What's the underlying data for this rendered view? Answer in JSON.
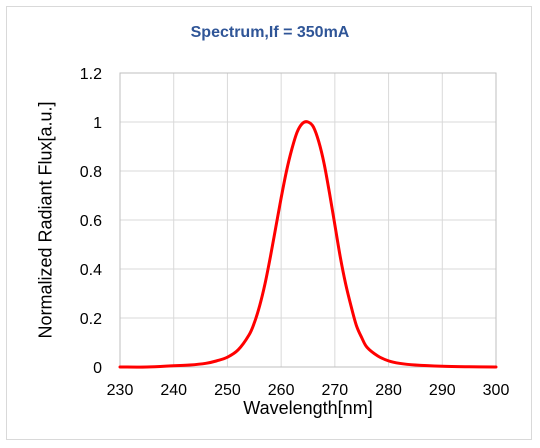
{
  "chart_data": {
    "type": "line",
    "title": "Spectrum,If = 350mA",
    "xlabel": "Wavelength[nm]",
    "ylabel": "Normalized Radiant Flux[a.u.]",
    "xlim": [
      230,
      300
    ],
    "ylim": [
      0,
      1.2
    ],
    "xticks": [
      "230",
      "240",
      "250",
      "260",
      "270",
      "280",
      "290",
      "300"
    ],
    "yticks": [
      "0",
      "0.2",
      "0.4",
      "0.6",
      "0.8",
      "1",
      "1.2"
    ],
    "grid": true,
    "legend": "none",
    "series": [
      {
        "color": "#ff0000",
        "x": [
          230,
          235,
          240,
          243,
          246,
          248,
          250,
          252,
          254,
          255,
          256,
          257,
          258,
          259,
          260,
          261,
          262,
          263,
          264,
          265,
          266,
          267,
          268,
          269,
          270,
          271,
          272,
          273,
          274,
          275,
          276,
          278,
          280,
          282,
          285,
          290,
          295,
          300
        ],
        "y": [
          0.0,
          0.0,
          0.005,
          0.008,
          0.015,
          0.025,
          0.04,
          0.07,
          0.13,
          0.18,
          0.25,
          0.34,
          0.45,
          0.57,
          0.69,
          0.8,
          0.89,
          0.96,
          0.995,
          1.0,
          0.98,
          0.92,
          0.83,
          0.71,
          0.58,
          0.45,
          0.34,
          0.25,
          0.17,
          0.12,
          0.08,
          0.045,
          0.025,
          0.015,
          0.008,
          0.003,
          0.001,
          0.0
        ]
      }
    ]
  }
}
========
**WRITTEN INSTRUCTION**
Leave out the pictures and print every line of the data exactly.

**REPLY**
What's the underlying data for this rendered view? Answer in JSON.
{
  "chart_data": {
    "type": "line",
    "title": "Spectrum,If = 350mA",
    "xlabel": "Wavelength[nm]",
    "ylabel": "Normalized Radiant Flux[a.u.]",
    "xlim": [
      230,
      300
    ],
    "ylim": [
      0,
      1.2
    ],
    "xticks": [
      "230",
      "240",
      "250",
      "260",
      "270",
      "280",
      "290",
      "300"
    ],
    "yticks": [
      "0",
      "0.2",
      "0.4",
      "0.6",
      "0.8",
      "1",
      "1.2"
    ],
    "grid": true,
    "legend": "none",
    "series": [
      {
        "color": "#ff0000",
        "x": [
          230,
          235,
          240,
          243,
          246,
          248,
          250,
          252,
          254,
          255,
          256,
          257,
          258,
          259,
          260,
          261,
          262,
          263,
          264,
          265,
          266,
          267,
          268,
          269,
          270,
          271,
          272,
          273,
          274,
          275,
          276,
          278,
          280,
          282,
          285,
          290,
          295,
          300
        ],
        "y": [
          0.0,
          0.0,
          0.005,
          0.008,
          0.015,
          0.025,
          0.04,
          0.07,
          0.13,
          0.18,
          0.25,
          0.34,
          0.45,
          0.57,
          0.69,
          0.8,
          0.89,
          0.96,
          0.995,
          1.0,
          0.98,
          0.92,
          0.83,
          0.71,
          0.58,
          0.45,
          0.34,
          0.25,
          0.17,
          0.12,
          0.08,
          0.045,
          0.025,
          0.015,
          0.008,
          0.003,
          0.001,
          0.0
        ]
      }
    ]
  }
}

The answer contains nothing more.